Challenge:
Identify all lines in the data containing the string "this". Copy them out.

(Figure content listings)
═══
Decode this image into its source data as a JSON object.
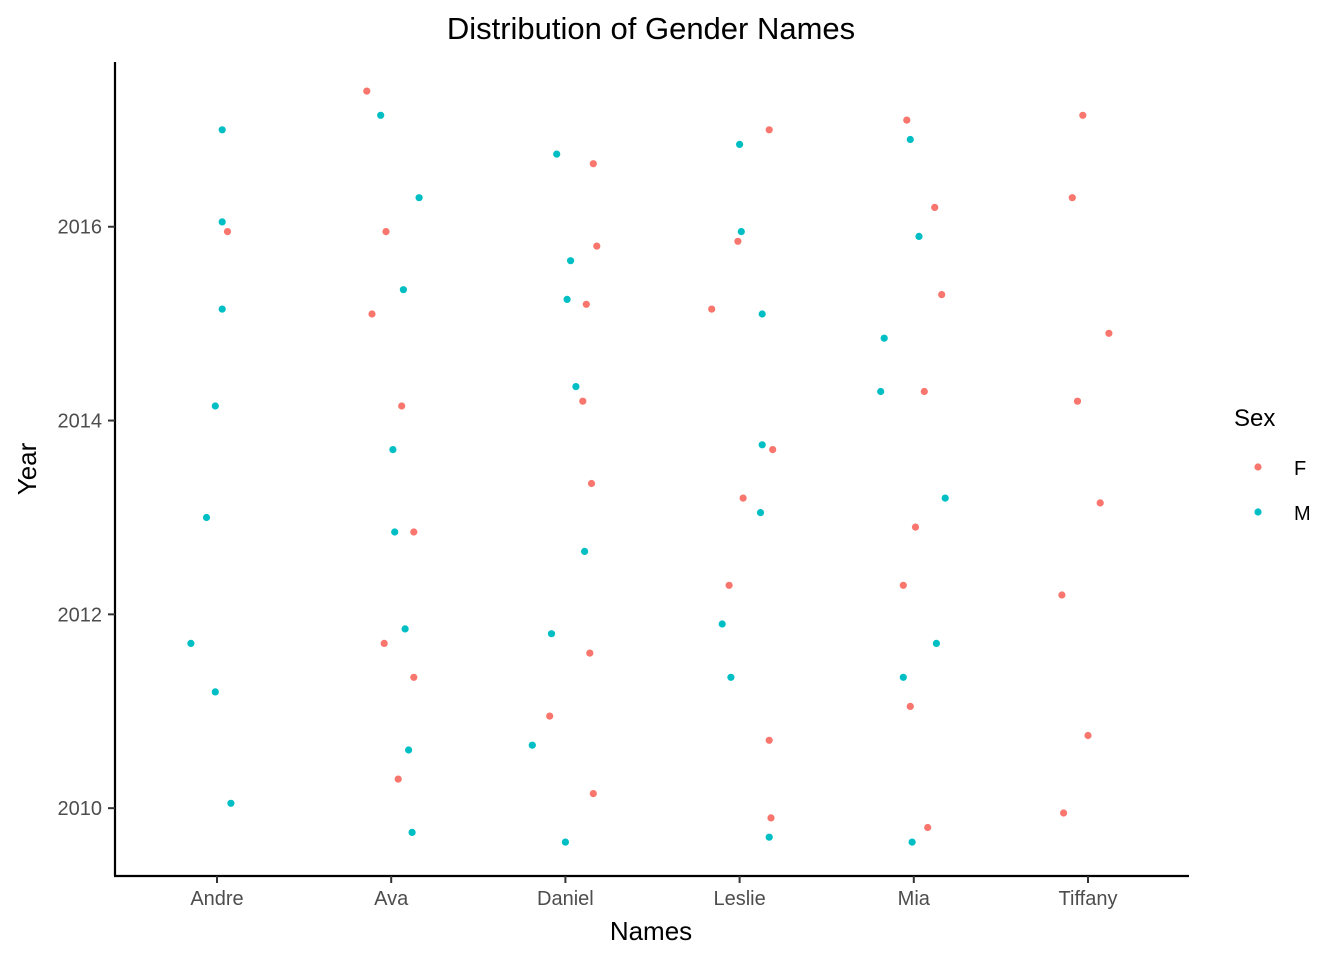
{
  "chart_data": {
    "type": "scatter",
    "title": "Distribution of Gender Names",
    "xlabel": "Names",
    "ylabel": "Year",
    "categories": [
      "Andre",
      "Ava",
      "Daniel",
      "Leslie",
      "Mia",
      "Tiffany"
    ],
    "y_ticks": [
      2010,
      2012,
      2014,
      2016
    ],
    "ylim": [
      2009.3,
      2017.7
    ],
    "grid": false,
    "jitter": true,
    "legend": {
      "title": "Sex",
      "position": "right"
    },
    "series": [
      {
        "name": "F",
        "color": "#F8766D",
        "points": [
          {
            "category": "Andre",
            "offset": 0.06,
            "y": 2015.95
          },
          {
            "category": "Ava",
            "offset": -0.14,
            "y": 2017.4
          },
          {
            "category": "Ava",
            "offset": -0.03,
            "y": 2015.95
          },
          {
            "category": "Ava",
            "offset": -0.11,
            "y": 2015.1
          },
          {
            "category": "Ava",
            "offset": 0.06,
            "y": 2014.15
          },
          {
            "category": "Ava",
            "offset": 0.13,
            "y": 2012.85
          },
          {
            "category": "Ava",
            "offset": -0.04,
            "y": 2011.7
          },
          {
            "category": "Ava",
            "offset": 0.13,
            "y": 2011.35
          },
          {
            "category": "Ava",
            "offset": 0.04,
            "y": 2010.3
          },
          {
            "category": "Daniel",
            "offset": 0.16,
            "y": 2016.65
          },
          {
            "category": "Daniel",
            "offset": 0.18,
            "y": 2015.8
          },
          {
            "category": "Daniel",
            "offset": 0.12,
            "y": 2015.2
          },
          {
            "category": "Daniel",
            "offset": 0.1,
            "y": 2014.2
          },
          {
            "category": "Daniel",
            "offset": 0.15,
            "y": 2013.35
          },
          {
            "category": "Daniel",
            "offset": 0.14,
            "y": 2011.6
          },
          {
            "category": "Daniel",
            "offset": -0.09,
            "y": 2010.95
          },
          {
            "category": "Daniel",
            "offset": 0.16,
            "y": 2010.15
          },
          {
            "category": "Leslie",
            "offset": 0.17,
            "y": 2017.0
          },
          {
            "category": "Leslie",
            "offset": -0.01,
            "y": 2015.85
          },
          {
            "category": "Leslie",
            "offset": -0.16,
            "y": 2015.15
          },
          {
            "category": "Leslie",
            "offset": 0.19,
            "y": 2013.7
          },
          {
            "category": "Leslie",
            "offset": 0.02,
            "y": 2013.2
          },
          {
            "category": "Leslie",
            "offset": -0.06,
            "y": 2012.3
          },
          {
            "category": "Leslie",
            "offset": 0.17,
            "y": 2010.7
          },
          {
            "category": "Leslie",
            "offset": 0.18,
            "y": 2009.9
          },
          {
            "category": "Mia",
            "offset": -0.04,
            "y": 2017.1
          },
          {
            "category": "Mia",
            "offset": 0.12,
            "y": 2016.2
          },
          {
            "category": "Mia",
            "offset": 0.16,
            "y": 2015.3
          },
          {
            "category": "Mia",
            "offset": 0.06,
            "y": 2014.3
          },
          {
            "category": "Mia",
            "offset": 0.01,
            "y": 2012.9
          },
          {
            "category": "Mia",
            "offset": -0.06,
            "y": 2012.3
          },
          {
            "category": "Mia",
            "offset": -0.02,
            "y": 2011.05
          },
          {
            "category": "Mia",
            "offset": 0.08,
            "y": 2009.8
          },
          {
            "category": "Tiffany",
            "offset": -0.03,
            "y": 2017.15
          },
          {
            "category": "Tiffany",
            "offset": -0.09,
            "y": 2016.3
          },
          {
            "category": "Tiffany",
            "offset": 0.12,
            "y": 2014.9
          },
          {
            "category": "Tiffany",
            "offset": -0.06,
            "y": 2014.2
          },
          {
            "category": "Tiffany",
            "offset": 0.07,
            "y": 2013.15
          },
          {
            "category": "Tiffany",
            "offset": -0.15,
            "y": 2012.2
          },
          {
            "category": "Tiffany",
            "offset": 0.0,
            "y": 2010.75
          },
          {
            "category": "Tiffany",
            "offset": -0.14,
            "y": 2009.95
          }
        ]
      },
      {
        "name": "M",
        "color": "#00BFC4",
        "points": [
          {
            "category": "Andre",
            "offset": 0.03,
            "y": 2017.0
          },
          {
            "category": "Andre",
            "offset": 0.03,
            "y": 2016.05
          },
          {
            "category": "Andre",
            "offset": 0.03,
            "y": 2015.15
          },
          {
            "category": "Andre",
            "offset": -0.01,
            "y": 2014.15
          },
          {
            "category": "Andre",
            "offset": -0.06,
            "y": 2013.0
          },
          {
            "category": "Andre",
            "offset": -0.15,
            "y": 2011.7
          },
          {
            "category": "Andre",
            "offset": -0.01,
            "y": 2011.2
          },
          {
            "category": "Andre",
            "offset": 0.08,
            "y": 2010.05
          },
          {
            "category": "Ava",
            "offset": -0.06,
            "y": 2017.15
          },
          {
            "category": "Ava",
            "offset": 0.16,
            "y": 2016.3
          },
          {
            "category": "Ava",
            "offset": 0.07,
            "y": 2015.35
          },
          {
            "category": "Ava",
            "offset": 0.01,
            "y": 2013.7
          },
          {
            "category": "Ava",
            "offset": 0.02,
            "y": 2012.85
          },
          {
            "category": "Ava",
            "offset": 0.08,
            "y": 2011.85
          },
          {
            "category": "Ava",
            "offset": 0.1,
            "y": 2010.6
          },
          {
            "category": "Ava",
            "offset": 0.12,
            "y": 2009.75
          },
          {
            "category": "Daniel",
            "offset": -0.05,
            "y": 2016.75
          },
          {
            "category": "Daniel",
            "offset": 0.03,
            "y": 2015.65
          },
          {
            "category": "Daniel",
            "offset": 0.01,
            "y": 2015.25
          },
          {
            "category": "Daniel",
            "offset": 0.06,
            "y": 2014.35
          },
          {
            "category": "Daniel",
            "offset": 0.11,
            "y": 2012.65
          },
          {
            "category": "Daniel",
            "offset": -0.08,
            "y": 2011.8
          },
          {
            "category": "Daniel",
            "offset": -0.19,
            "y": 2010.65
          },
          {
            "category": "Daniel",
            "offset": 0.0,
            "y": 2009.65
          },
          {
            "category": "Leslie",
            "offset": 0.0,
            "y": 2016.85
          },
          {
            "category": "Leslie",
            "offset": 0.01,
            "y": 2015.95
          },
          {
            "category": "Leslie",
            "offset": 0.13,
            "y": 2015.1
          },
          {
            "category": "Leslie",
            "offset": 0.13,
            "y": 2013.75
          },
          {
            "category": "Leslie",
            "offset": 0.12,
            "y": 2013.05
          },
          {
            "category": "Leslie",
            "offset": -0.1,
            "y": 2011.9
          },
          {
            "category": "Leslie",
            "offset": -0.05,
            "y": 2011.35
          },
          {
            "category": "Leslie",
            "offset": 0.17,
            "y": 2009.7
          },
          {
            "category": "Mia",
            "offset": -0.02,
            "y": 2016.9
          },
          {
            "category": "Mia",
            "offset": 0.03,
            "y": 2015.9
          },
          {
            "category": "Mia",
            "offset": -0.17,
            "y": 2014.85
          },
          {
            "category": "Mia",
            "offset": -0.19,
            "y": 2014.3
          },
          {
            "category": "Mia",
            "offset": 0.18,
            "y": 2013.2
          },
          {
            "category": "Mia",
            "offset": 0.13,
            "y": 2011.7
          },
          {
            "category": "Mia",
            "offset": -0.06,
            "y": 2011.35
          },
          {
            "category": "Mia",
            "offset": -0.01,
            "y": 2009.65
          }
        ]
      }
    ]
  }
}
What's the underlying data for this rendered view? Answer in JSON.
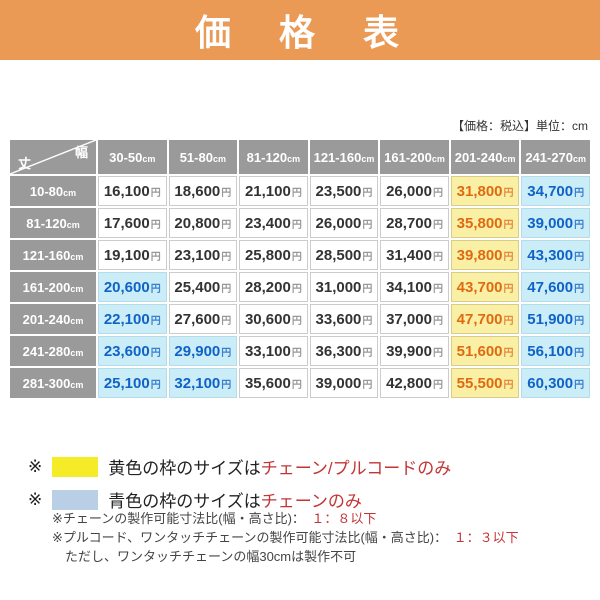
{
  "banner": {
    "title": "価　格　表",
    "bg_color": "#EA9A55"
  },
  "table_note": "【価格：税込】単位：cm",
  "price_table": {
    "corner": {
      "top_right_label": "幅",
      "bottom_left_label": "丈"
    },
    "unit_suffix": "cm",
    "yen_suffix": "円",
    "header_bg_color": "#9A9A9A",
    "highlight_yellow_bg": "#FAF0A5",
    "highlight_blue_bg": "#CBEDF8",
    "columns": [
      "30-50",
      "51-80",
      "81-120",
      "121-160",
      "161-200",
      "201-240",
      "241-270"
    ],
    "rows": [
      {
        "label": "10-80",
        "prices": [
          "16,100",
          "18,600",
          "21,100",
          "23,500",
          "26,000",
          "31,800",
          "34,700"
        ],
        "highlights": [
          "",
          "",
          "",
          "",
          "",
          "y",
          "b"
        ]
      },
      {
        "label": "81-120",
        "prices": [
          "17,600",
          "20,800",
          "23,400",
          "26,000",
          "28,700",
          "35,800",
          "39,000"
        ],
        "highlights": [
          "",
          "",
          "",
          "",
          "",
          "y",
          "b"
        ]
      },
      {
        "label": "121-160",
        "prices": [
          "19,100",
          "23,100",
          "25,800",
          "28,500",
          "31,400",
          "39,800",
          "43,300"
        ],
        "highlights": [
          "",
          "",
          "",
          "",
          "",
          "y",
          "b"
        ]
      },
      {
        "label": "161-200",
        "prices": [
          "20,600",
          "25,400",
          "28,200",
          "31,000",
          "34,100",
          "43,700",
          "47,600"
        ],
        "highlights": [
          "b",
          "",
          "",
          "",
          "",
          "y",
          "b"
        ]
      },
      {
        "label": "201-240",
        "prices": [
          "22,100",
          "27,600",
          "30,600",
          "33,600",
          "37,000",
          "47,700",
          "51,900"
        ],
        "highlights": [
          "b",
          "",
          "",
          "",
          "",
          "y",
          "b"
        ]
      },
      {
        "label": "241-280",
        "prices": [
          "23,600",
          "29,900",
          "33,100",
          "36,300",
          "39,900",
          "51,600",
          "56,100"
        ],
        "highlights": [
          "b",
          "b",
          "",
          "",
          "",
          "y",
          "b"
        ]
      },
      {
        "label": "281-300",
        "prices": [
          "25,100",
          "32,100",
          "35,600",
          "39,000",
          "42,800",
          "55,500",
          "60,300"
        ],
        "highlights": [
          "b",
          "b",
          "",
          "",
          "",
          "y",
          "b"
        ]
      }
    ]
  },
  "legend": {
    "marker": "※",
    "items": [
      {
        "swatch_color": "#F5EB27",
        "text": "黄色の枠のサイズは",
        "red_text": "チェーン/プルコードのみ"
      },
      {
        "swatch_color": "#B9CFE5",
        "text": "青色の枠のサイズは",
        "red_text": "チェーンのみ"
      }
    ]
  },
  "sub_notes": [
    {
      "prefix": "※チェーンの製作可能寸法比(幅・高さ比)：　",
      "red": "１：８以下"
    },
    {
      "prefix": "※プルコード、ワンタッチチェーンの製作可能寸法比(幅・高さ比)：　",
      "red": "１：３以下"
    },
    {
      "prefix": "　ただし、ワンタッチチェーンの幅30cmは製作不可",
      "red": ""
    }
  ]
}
═══
Exercise result:
Decode this image into its source data as a JSON object.
What's the underlying data for this rendered view? Answer in JSON.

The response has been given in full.